-- start of SUPPLIED INFORMATION --

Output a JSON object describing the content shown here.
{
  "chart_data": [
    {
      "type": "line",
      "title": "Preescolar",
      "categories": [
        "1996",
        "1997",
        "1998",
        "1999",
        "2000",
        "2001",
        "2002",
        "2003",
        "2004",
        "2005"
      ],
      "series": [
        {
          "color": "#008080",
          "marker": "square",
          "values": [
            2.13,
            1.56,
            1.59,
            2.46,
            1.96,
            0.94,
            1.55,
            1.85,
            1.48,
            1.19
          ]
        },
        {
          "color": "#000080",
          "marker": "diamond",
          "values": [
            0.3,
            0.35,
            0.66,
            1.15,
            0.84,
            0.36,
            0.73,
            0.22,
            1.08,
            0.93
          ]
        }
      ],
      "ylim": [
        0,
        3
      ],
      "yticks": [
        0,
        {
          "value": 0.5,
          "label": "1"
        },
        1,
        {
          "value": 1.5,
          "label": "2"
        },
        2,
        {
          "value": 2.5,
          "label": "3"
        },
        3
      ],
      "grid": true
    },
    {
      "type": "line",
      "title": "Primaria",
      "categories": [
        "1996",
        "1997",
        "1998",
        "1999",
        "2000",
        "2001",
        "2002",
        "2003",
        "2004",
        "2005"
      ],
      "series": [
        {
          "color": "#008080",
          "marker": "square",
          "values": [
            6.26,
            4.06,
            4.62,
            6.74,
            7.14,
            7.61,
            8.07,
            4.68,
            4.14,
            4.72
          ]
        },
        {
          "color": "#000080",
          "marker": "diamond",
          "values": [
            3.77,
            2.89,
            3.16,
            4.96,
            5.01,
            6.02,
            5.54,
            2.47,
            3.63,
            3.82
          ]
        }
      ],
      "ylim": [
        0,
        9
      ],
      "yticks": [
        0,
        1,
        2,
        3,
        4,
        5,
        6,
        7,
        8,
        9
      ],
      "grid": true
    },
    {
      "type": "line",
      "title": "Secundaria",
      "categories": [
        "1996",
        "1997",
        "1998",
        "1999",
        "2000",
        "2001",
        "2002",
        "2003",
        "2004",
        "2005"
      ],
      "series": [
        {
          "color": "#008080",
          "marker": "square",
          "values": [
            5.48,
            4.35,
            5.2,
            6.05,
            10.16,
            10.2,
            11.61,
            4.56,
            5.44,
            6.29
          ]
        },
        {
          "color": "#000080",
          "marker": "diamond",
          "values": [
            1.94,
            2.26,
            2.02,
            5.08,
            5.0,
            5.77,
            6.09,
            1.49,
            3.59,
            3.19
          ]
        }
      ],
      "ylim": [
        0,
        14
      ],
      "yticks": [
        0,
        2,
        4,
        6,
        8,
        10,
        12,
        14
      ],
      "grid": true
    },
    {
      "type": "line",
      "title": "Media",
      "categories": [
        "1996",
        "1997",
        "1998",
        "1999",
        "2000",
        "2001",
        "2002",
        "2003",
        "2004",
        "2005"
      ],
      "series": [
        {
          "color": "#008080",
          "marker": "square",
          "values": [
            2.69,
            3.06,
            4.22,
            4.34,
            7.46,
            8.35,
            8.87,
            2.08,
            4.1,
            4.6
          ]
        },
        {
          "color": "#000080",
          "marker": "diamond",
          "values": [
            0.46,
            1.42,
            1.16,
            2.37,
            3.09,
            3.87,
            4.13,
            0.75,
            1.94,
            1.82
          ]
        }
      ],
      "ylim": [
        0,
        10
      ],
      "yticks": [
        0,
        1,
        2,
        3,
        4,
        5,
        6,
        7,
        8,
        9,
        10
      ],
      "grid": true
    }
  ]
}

-- end of SUPPLIED INFORMATION --

Of all the lines in the listing above, how many include "title"? Write only the number.

■ SOLUTION TO THIS PROBLEM
4